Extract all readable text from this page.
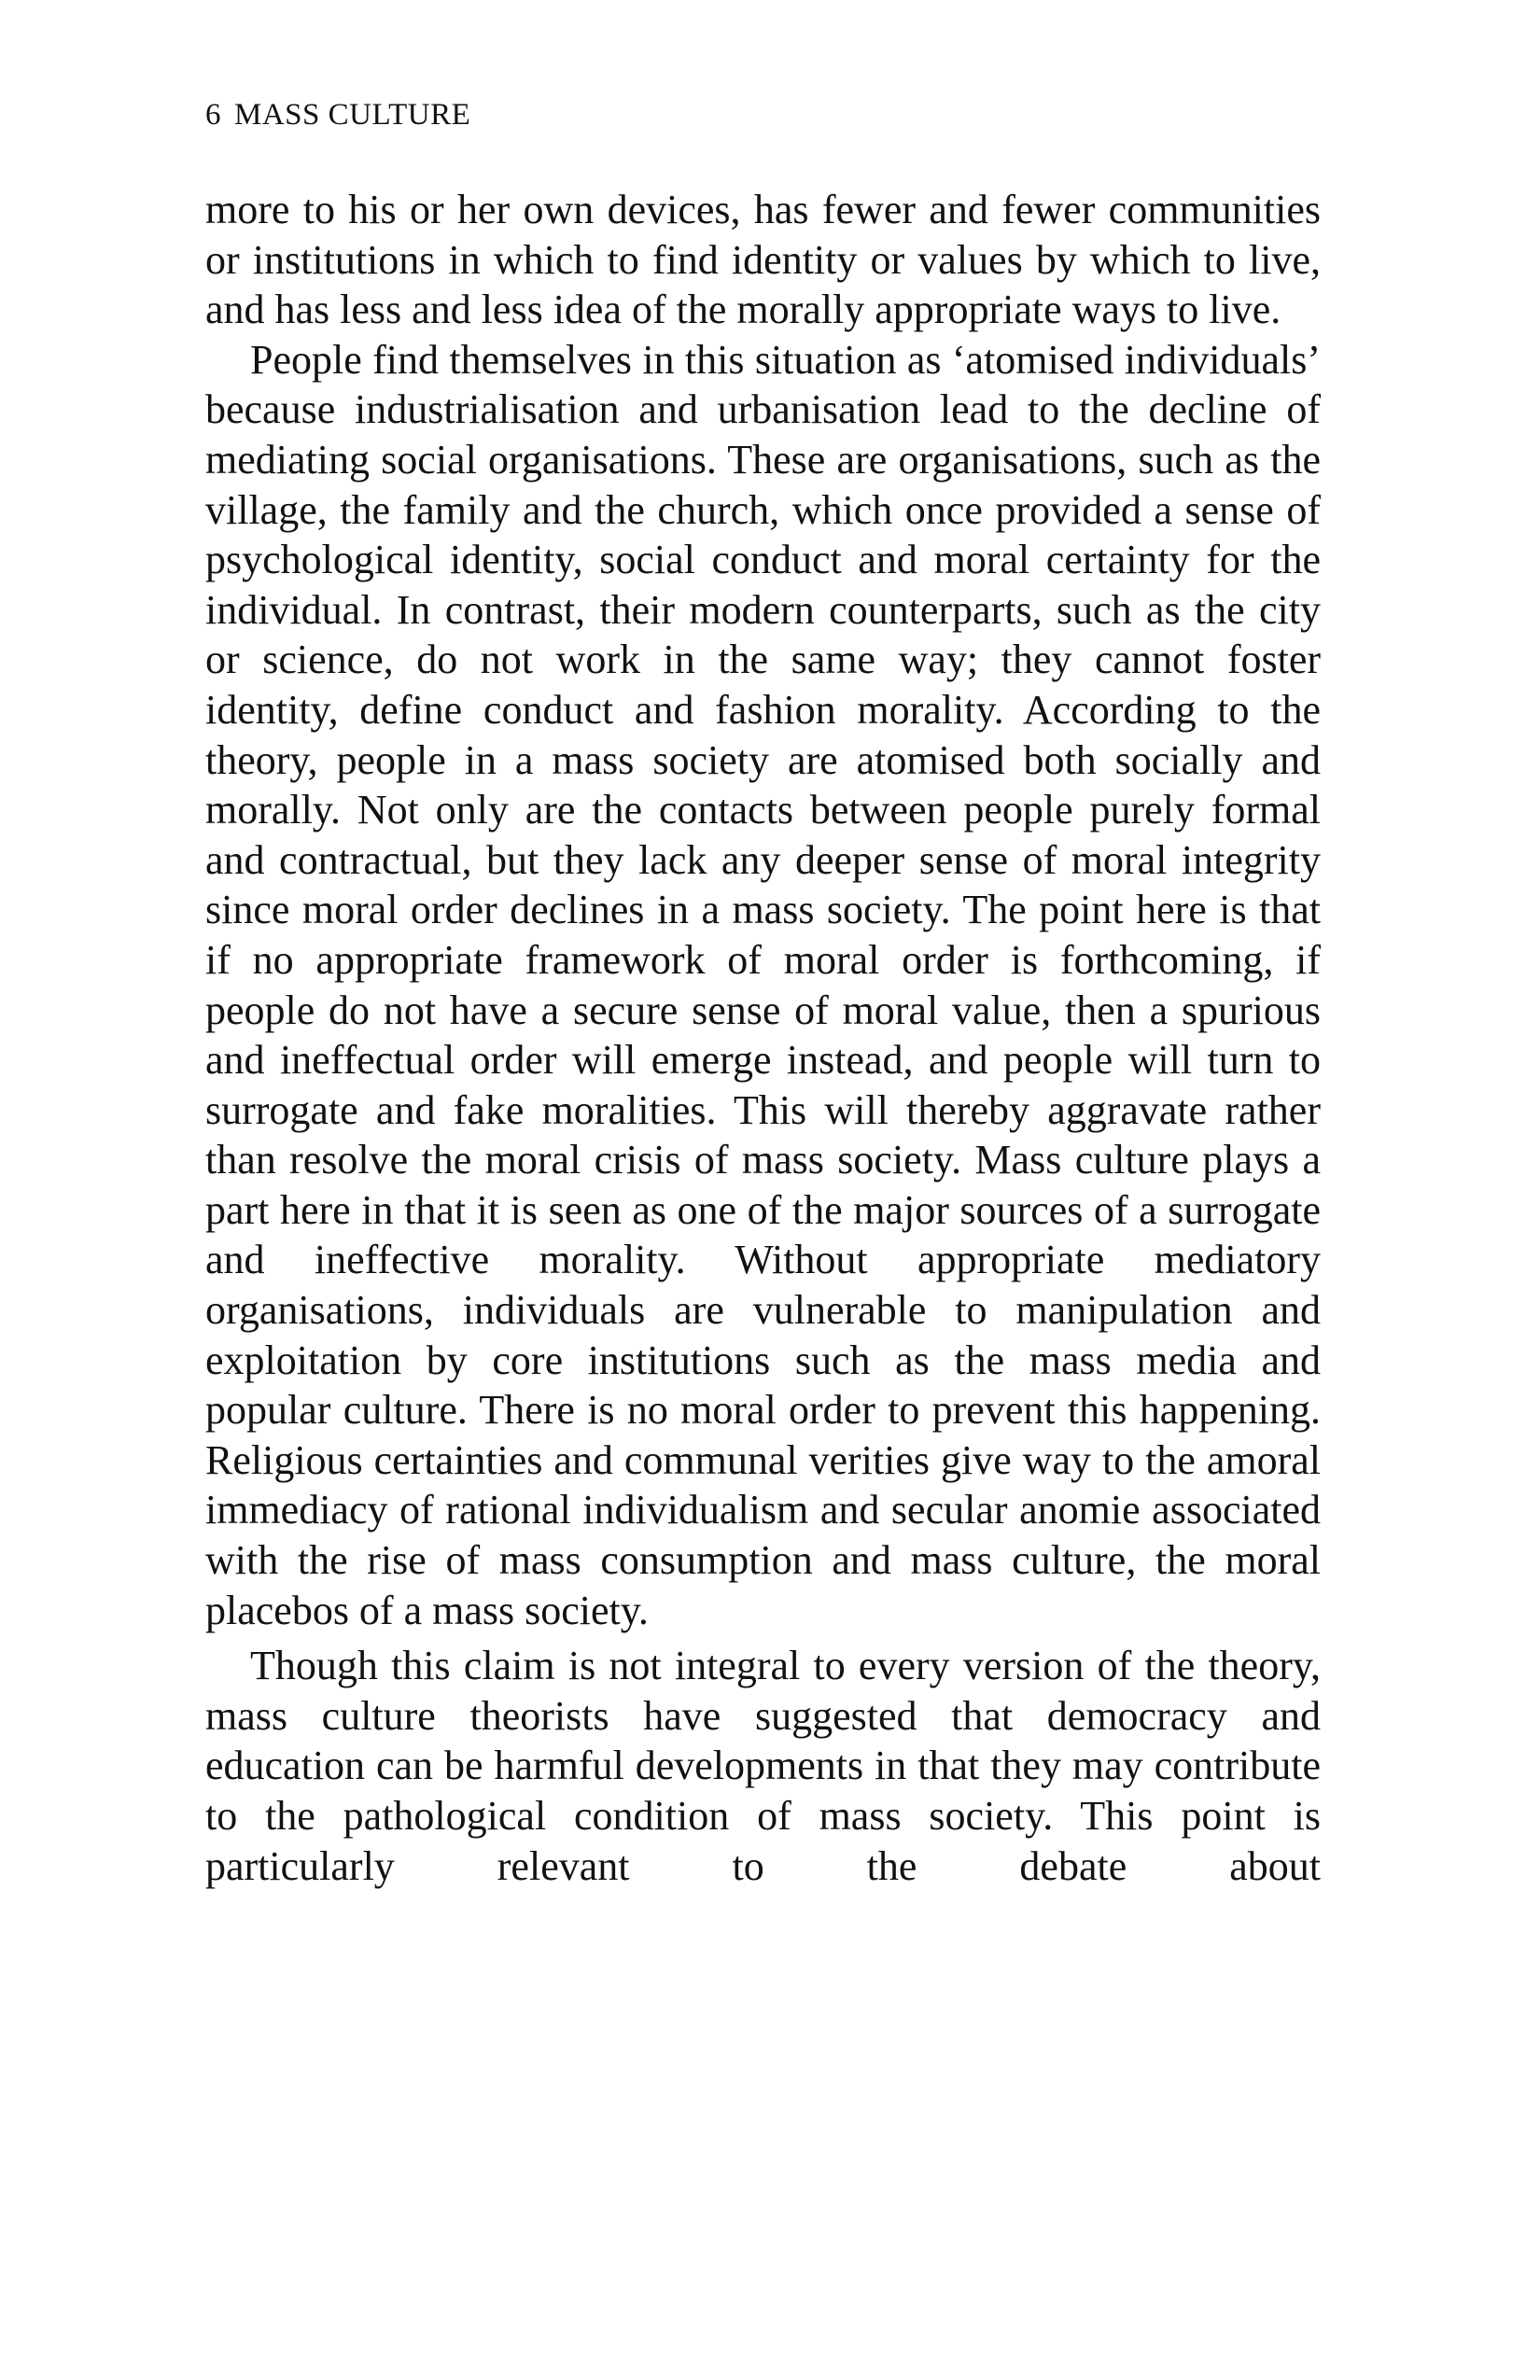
6 MASS CULTURE

more to his or her own devices, has fewer and fewer communities or institutions in which to find identity or values by which to live, and has less and less idea of the morally appropriate ways to live.

People find themselves in this situation as ‘atomised individuals’ because industrialisation and urbanisation lead to the decline of mediating social organisations. These are organisations, such as the village, the family and the church, which once provided a sense of psychological identity, social conduct and moral certainty for the individual. In contrast, their modern counterparts, such as the city or science, do not work in the same way; they cannot foster identity, define conduct and fashion morality. According to the theory, people in a mass society are atomised both socially and morally. Not only are the contacts between people purely formal and contractual, but they lack any deeper sense of moral integrity since moral order declines in a mass society. The point here is that if no appropriate framework of moral order is forthcoming, if people do not have a secure sense of moral value, then a spurious and ineffectual order will emerge instead, and people will turn to surrogate and fake moralities. This will thereby aggravate rather than resolve the moral crisis of mass society. Mass culture plays a part here in that it is seen as one of the major sources of a surrogate and ineffective morality. Without appropriate mediatory organisations, individuals are vulnerable to manipulation and exploitation by core institutions such as the mass media and popular culture. There is no moral order to prevent this happening. Religious certainties and communal verities give way to the amoral immediacy of rational individualism and secular anomie associated with the rise of mass consumption and mass culture, the moral placebos of a mass society.

Though this claim is not integral to every version of the theory, mass culture theorists have suggested that democracy and education can be harmful developments in that they may contribute to the pathological condition of mass society. This point is particularly relevant to the debate about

○ ○ ○ ○ ○

**YOUR INSTRUCTIONS**
Give every record again exactly, apart from the pictures, which stay out.

**TASK RESPONSE**
Extract all readable text from this page.
6 MASS CULTURE

more to his or her own devices, has fewer and fewer communities or institutions in which to find identity or values by which to live, and has less and less idea of the morally appropriate ways to live.

People find themselves in this situation as ‘atomised individuals’ because industrialisation and urbanisation lead to the decline of mediating social organisations. These are organisations, such as the village, the family and the church, which once provided a sense of psychological identity, social conduct and moral certainty for the individual. In contrast, their modern counterparts, such as the city or science, do not work in the same way; they cannot foster identity, define conduct and fashion morality. According to the theory, people in a mass society are atomised both socially and morally. Not only are the contacts between people purely formal and contractual, but they lack any deeper sense of moral integrity since moral order declines in a mass society. The point here is that if no appropriate framework of moral order is forthcoming, if people do not have a secure sense of moral value, then a spurious and ineffectual order will emerge instead, and people will turn to surrogate and fake moralities. This will thereby aggravate rather than resolve the moral crisis of mass society. Mass culture plays a part here in that it is seen as one of the major sources of a surrogate and ineffective morality. Without appropriate mediatory organisations, individuals are vulnerable to manipulation and exploitation by core institutions such as the mass media and popular culture. There is no moral order to prevent this happening. Religious certainties and communal verities give way to the amoral immediacy of rational individualism and secular anomie associated with the rise of mass consumption and mass culture, the moral placebos of a mass society.

Though this claim is not integral to every version of the theory, mass culture theorists have suggested that democracy and education can be harmful developments in that they may contribute to the pathological condition of mass society. This point is particularly relevant to the debate about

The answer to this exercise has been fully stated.